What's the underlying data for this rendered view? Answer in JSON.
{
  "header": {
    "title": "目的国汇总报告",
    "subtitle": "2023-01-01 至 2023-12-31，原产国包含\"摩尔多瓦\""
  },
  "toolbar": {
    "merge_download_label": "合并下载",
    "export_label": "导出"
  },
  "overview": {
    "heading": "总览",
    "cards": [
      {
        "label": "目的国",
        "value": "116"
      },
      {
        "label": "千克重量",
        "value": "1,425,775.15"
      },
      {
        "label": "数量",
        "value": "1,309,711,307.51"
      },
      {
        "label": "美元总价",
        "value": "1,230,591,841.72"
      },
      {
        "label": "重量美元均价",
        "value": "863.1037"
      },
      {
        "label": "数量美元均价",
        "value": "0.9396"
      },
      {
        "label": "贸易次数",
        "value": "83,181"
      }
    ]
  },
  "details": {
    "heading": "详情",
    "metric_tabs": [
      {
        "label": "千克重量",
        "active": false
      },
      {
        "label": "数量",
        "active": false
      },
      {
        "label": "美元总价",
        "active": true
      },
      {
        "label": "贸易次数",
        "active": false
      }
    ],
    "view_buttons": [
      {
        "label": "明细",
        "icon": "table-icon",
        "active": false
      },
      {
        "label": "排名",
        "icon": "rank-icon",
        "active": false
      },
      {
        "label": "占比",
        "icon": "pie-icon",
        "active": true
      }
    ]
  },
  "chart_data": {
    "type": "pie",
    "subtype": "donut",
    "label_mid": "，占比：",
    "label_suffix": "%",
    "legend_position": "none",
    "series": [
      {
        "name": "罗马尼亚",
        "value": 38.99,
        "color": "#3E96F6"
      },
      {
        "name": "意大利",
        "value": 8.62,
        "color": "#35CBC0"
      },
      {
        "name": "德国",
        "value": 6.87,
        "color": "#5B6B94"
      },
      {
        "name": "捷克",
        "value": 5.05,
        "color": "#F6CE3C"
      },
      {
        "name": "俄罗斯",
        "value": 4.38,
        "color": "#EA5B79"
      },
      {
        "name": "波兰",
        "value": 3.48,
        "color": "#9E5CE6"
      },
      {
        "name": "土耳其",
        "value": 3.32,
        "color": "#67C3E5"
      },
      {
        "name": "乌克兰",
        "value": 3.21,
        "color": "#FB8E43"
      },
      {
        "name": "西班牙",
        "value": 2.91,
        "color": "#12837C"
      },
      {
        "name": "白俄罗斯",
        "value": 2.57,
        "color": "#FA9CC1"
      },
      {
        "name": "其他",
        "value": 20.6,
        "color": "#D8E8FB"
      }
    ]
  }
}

----------

# Problem statement
Every line of the data above should be copied exactly.

# Solution for this task
What's the underlying data for this rendered view? Answer in JSON.
{
  "header": {
    "title": "目的国汇总报告",
    "subtitle": "2023-01-01 至 2023-12-31，原产国包含\"摩尔多瓦\""
  },
  "toolbar": {
    "merge_download_label": "合并下载",
    "export_label": "导出"
  },
  "overview": {
    "heading": "总览",
    "cards": [
      {
        "label": "目的国",
        "value": "116"
      },
      {
        "label": "千克重量",
        "value": "1,425,775.15"
      },
      {
        "label": "数量",
        "value": "1,309,711,307.51"
      },
      {
        "label": "美元总价",
        "value": "1,230,591,841.72"
      },
      {
        "label": "重量美元均价",
        "value": "863.1037"
      },
      {
        "label": "数量美元均价",
        "value": "0.9396"
      },
      {
        "label": "贸易次数",
        "value": "83,181"
      }
    ]
  },
  "details": {
    "heading": "详情",
    "metric_tabs": [
      {
        "label": "千克重量",
        "active": false
      },
      {
        "label": "数量",
        "active": false
      },
      {
        "label": "美元总价",
        "active": true
      },
      {
        "label": "贸易次数",
        "active": false
      }
    ],
    "view_buttons": [
      {
        "label": "明细",
        "icon": "table-icon",
        "active": false
      },
      {
        "label": "排名",
        "icon": "rank-icon",
        "active": false
      },
      {
        "label": "占比",
        "icon": "pie-icon",
        "active": true
      }
    ]
  },
  "chart_data": {
    "type": "pie",
    "subtype": "donut",
    "label_mid": "，占比：",
    "label_suffix": "%",
    "legend_position": "none",
    "series": [
      {
        "name": "罗马尼亚",
        "value": 38.99,
        "color": "#3E96F6"
      },
      {
        "name": "意大利",
        "value": 8.62,
        "color": "#35CBC0"
      },
      {
        "name": "德国",
        "value": 6.87,
        "color": "#5B6B94"
      },
      {
        "name": "捷克",
        "value": 5.05,
        "color": "#F6CE3C"
      },
      {
        "name": "俄罗斯",
        "value": 4.38,
        "color": "#EA5B79"
      },
      {
        "name": "波兰",
        "value": 3.48,
        "color": "#9E5CE6"
      },
      {
        "name": "土耳其",
        "value": 3.32,
        "color": "#67C3E5"
      },
      {
        "name": "乌克兰",
        "value": 3.21,
        "color": "#FB8E43"
      },
      {
        "name": "西班牙",
        "value": 2.91,
        "color": "#12837C"
      },
      {
        "name": "白俄罗斯",
        "value": 2.57,
        "color": "#FA9CC1"
      },
      {
        "name": "其他",
        "value": 20.6,
        "color": "#D8E8FB"
      }
    ]
  }
}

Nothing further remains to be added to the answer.